Dataset entries:
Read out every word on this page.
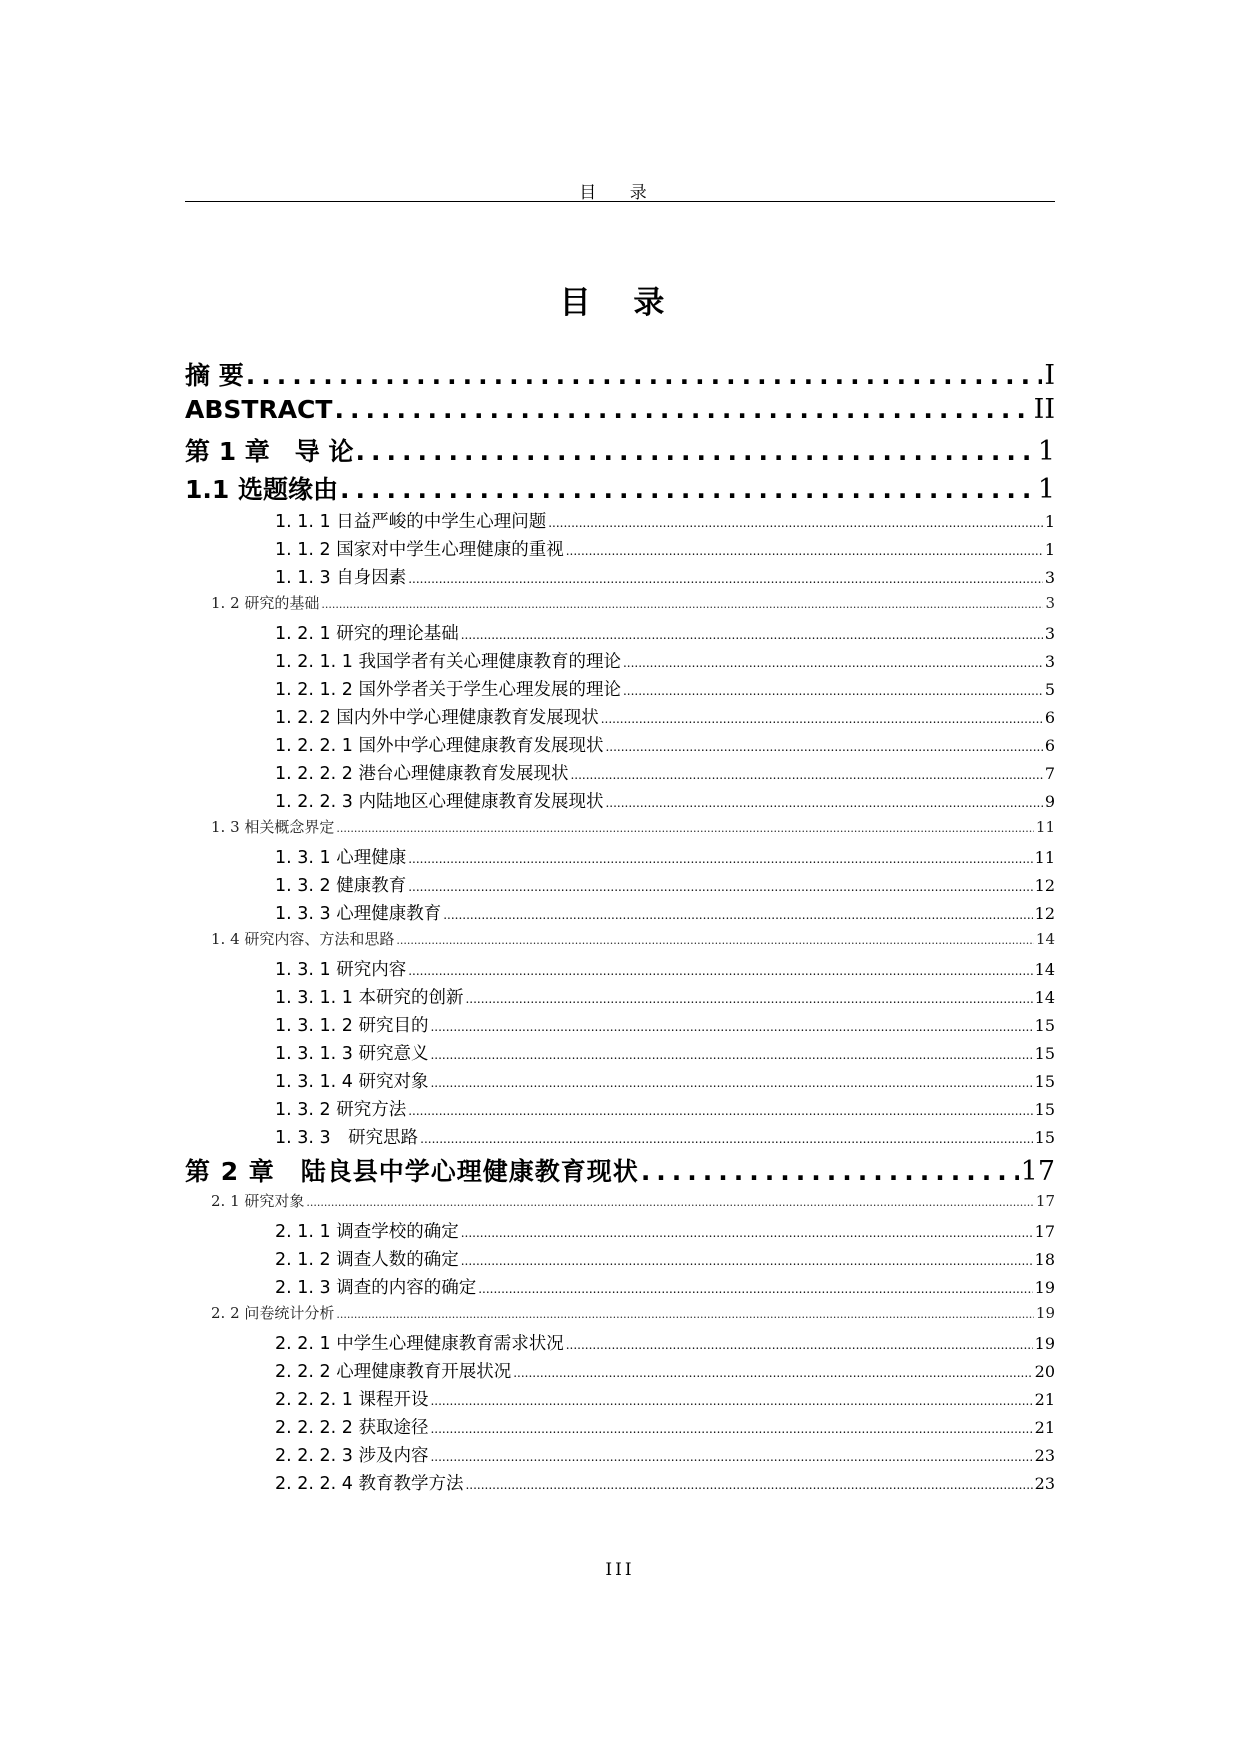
目 录
目 录
摘 要 .....	I
ABSTRACT .....	II
第 1 章　导 论 .....	1
1.1 选题缘由 .....	1
1. 1. 1 日益严峻的中学生心理问题 .....	1
1. 1. 2 国家对中学生心理健康的重视 .....	1
1. 1. 3 自身因素 .....	3
1. 2 研究的基础 .....	3
1. 2. 1 研究的理论基础 .....	3
1. 2. 1. 1 我国学者有关心理健康教育的理论 .....	3
1. 2. 1. 2 国外学者关于学生心理发展的理论 .....	5
1. 2. 2 国内外中学心理健康教育发展现状 .....	6
1. 2. 2. 1 国外中学心理健康教育发展现状 .....	6
1. 2. 2. 2 港台心理健康教育发展现状 .....	7
1. 2. 2. 3 内陆地区心理健康教育发展现状 .....	9
1. 3 相关概念界定 .....	11
1. 3. 1 心理健康 .....	11
1. 3. 2 健康教育 .....	12
1. 3. 3 心理健康教育 .....	12
1. 4 研究内容、方法和思路 .....	14
1. 3. 1 研究内容 .....	14
1. 3. 1. 1 本研究的创新 .....	14
1. 3. 1. 2 研究目的 .....	15
1. 3. 1. 3 研究意义 .....	15
1. 3. 1. 4 研究对象 .....	15
1. 3. 2 研究方法 .....	15
1. 3. 3　研究思路 .....	15
第 2 章　陆良县中学心理健康教育现状 .....	17
2. 1 研究对象 .....	17
2. 1. 1 调查学校的确定 .....	17
2. 1. 2 调查人数的确定 .....	18
2. 1. 3 调查的内容的确定 .....	19
2. 2 问卷统计分析 .....	19
2. 2. 1 中学生心理健康教育需求状况 .....	19
2. 2. 2 心理健康教育开展状况 .....	20
2. 2. 2. 1 课程开设 .....	21
2. 2. 2. 2 获取途径 .....	21
2. 2. 2. 3 涉及内容 .....	23
2. 2. 2. 4 教育教学方法 .....	23
III
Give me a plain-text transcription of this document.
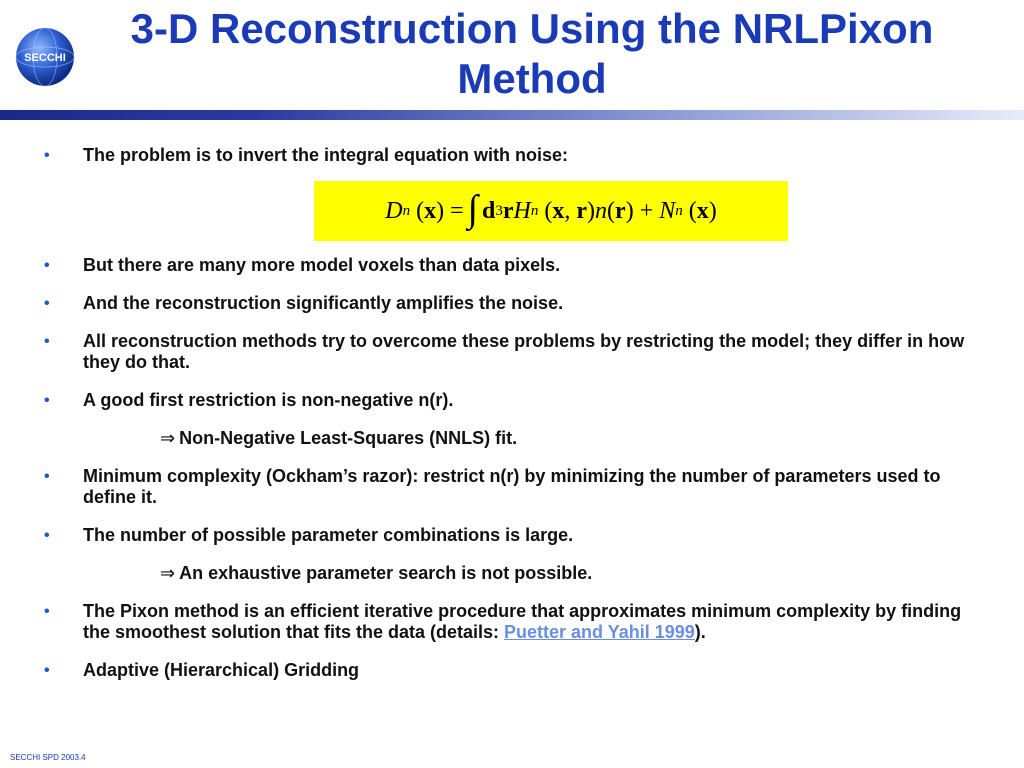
SECCHI
3-D Reconstruction Using the NRLPixon Method
• The problem is to invert the integral equation with noise:
D n ( x ) = ∫ d 3 r H n ( x , r ) n ( r ) +
N n ( x )
• But there are many more model voxels than data pixels.
• And the reconstruction significantly amplifies the noise.
• All reconstruction methods try to overcome these problems by restricting the model; they differ in how they do that.
• A good first restriction is non-negative n(r).
⇒ Non-Negative Least-Squares (NNLS) fit.
• Minimum complexity (Ockham’s razor): restrict n(r) by minimizing the number of parameters used to define it.
• The number of possible parameter combinations is large.
⇒ An exhaustive parameter search is not possible.
• The Pixon method is an efficient iterative procedure that approximates minimum complexity by finding the smoothest solution that fits the data (details: Puetter and Yahil 1999).
• Adaptive (Hierarchical) Gridding
SECCHI SPD 2003.4
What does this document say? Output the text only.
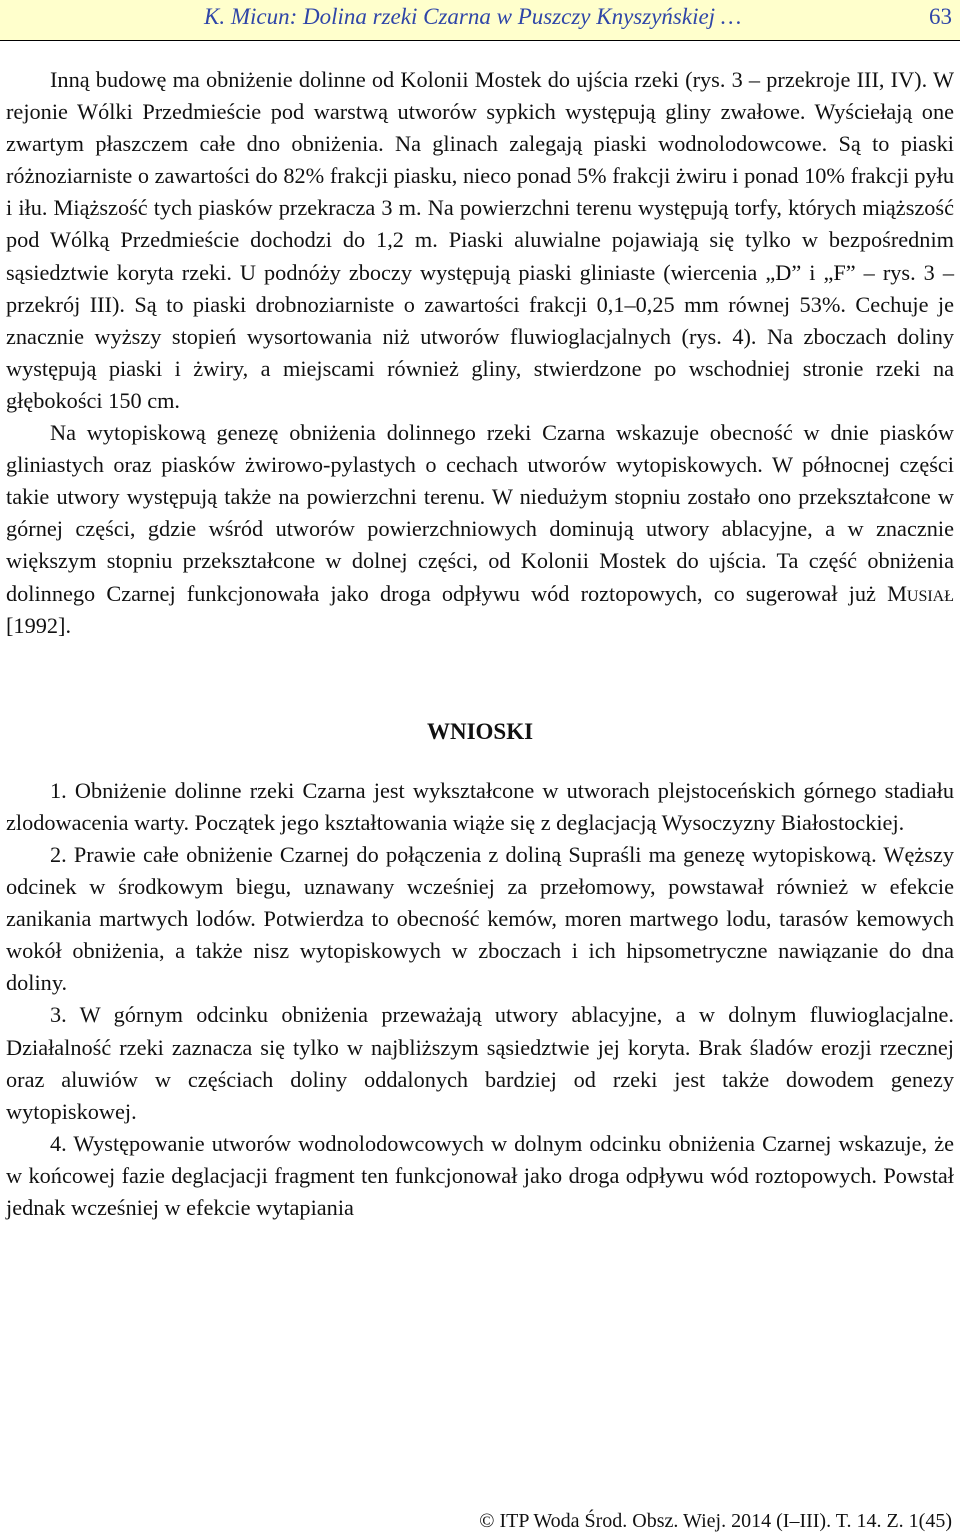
K. Micun: Dolina rzeki Czarna w Puszczy Knyszyńskiej …	63

Inną budowę ma obniżenie dolinne od Kolonii Mostek do ujścia rzeki (rys. 3 – przekroje III, IV). W rejonie Wólki Przedmieście pod warstwą utworów sypkich występują gliny zwałowe. Wyściełają one zwartym płaszczem całe dno obniżenia. Na glinach zalegają piaski wodnolodowcowe. Są to piaski różnoziarniste o zawartości do 82% frakcji piasku, nieco ponad 5% frakcji żwiru i ponad 10% frakcji pyłu i iłu. Miąższość tych piasków przekracza 3 m. Na powierzchni terenu występują torfy, których miąższość pod Wólką Przedmieście dochodzi do 1,2 m. Piaski aluwialne pojawiają się tylko w bezpośrednim sąsiedztwie koryta rzeki. U podnóży zboczy występują piaski gliniaste (wiercenia „D” i „F” – rys. 3 – przekrój III). Są to piaski drobnoziarniste o zawartości frakcji 0,1–0,25 mm równej 53%. Cechuje je znacznie wyższy stopień wysortowania niż utworów fluwioglacjalnych (rys. 4). Na zboczach doliny występują piaski i żwiry, a miejscami również gliny, stwierdzone po wschodniej stronie rzeki na głębokości 150 cm.

Na wytopiskową genezę obniżenia dolinnego rzeki Czarna wskazuje obecność w dnie piasków gliniastych oraz piasków żwirowo-pylastych o cechach utworów wytopiskowych. W północnej części takie utwory występują także na powierzchni terenu. W niedużym stopniu zostało ono przekształcone w górnej części, gdzie wśród utworów powierzchniowych dominują utwory ablacyjne, a w znacznie większym stopniu przekształcone w dolnej części, od Kolonii Mostek do ujścia. Ta część obniżenia dolinnego Czarnej funkcjonowała jako droga odpływu wód roztopowych, co sugerował już Musiał [1992].

WNIOSKI

1. Obniżenie dolinne rzeki Czarna jest wykształcone w utworach plejstoceńskich górnego stadiału zlodowacenia warty. Początek jego kształtowania wiąże się z deglacjacją Wysoczyzny Białostockiej.

2. Prawie całe obniżenie Czarnej do połączenia z doliną Supraśli ma genezę wytopiskową. Węższy odcinek w środkowym biegu, uznawany wcześniej za przełomowy, powstawał również w efekcie zanikania martwych lodów. Potwierdza to obecność kemów, moren martwego lodu, tarasów kemowych wokół obniżenia, a także nisz wytopiskowych w zboczach i ich hipsometryczne nawiązanie do dna doliny.

3. W górnym odcinku obniżenia przeważają utwory ablacyjne, a w dolnym fluwioglacjalne. Działalność rzeki zaznacza się tylko w najbliższym sąsiedztwie jej koryta. Brak śladów erozji rzecznej oraz aluwiów w częściach doliny oddalonych bardziej od rzeki jest także dowodem genezy wytopiskowej.

4. Występowanie utworów wodnolodowcowych w dolnym odcinku obniżenia Czarnej wskazuje, że w końcowej fazie deglacjacji fragment ten funkcjonował jako droga odpływu wód roztopowych. Powstał jednak wcześniej w efekcie wytapiania

© ITP Woda Środ. Obsz. Wiej. 2014 (I–III). T. 14. Z. 1(45)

TASK TO CARRY OUT -> Return every line of the preceding records in which the word "that" appears.

RESULT OF THE EXERCISE ->
• All reconstruction methods try to overcome these problems by restricting the model; they differ in how they do that.
• The Pixon method is an efficient iterative procedure that approximates minimum complexity by finding the smoothest solution that fits the data (details: Puetter and Yahil 1999).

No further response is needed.